◆ **TEXT FOR ANALYSIS**

####################

Outcomes: Products & Word Count

  • Extraction Analysis (Cover 5 and 10): 2 scripts
  • Methylation Analysis Details: 368 words

Today’s total: 368 words

Monthly total to date: 921 words

Annual total to date: 33,593 words

Annual target total to date: 46,500 words

Next Up: Tomorrow’s Plan

  • Set April goals and attainment plan.

####################

◆ **DATA UNDER STUDY**
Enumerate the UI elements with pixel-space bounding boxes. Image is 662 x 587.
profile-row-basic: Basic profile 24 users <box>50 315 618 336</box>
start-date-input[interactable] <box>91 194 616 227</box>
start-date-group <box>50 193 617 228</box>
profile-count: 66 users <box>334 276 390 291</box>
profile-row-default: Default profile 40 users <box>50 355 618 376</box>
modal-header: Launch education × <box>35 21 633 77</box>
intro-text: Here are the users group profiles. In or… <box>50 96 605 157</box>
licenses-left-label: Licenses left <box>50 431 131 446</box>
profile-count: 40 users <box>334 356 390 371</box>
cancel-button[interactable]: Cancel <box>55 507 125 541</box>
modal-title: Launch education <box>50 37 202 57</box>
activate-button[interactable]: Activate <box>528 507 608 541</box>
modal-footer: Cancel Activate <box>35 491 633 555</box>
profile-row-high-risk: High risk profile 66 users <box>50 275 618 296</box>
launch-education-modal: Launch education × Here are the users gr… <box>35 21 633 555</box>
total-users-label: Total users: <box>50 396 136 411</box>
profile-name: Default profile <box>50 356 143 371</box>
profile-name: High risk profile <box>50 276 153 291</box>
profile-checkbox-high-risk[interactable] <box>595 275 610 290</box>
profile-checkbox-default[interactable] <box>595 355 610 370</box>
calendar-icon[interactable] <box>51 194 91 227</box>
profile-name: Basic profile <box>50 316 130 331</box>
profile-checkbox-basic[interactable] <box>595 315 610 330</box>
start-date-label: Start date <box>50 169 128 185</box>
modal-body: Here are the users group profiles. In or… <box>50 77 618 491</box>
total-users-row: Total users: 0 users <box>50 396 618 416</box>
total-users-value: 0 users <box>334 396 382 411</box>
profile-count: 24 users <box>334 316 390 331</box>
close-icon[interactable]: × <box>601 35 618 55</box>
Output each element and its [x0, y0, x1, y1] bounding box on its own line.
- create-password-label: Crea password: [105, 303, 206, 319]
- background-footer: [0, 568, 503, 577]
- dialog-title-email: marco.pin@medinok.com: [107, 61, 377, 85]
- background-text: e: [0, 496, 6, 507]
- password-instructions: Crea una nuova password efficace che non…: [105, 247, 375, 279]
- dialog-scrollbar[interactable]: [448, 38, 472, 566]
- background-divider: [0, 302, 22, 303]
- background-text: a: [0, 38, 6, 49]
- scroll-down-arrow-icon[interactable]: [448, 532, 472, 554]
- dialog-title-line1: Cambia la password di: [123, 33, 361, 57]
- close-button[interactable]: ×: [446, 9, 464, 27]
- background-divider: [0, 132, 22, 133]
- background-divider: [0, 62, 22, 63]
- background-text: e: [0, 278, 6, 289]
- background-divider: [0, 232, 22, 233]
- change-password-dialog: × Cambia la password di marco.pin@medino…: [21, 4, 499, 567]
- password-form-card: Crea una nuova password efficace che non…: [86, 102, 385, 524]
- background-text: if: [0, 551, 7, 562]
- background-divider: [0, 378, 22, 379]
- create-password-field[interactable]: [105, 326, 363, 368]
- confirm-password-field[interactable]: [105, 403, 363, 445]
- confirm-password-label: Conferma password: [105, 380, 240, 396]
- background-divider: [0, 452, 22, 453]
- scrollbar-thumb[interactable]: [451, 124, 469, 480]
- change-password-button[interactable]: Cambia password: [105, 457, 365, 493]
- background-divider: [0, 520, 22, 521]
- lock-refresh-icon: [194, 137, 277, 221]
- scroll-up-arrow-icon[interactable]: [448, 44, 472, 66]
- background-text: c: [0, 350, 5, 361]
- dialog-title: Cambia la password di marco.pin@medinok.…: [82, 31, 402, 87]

####################

◆ **YOUR TASKS**
a - Copy the part of the word-count log starting at "Today’s total: 368" and ending at "and attainment plan.".
b - In the word-count log, why is today's total 368 words?
c - Which word totals does the word-count log report, and what figure does it give for each?

◆ **TASK ANSWERS**
a -
Today’s total: 368 words

Monthly total to date: 921 words

Annual total to date: 33,593 words

Annual target total to date: 46,500 words

Next Up: Tomorrow’s Plan

  • Set April goals and attainment plan.

b - Methylation Analysis Details is the only product measured in words, and it came to 368 words. Extraction Analysis (Cover 5 and 10) is counted as 2 scripts, not in words.

c -
- Today's total: 368 words
- Monthly total to date: 921 words
- Annual total to date: 33,593 words
- Annual target total to date: 46,500 words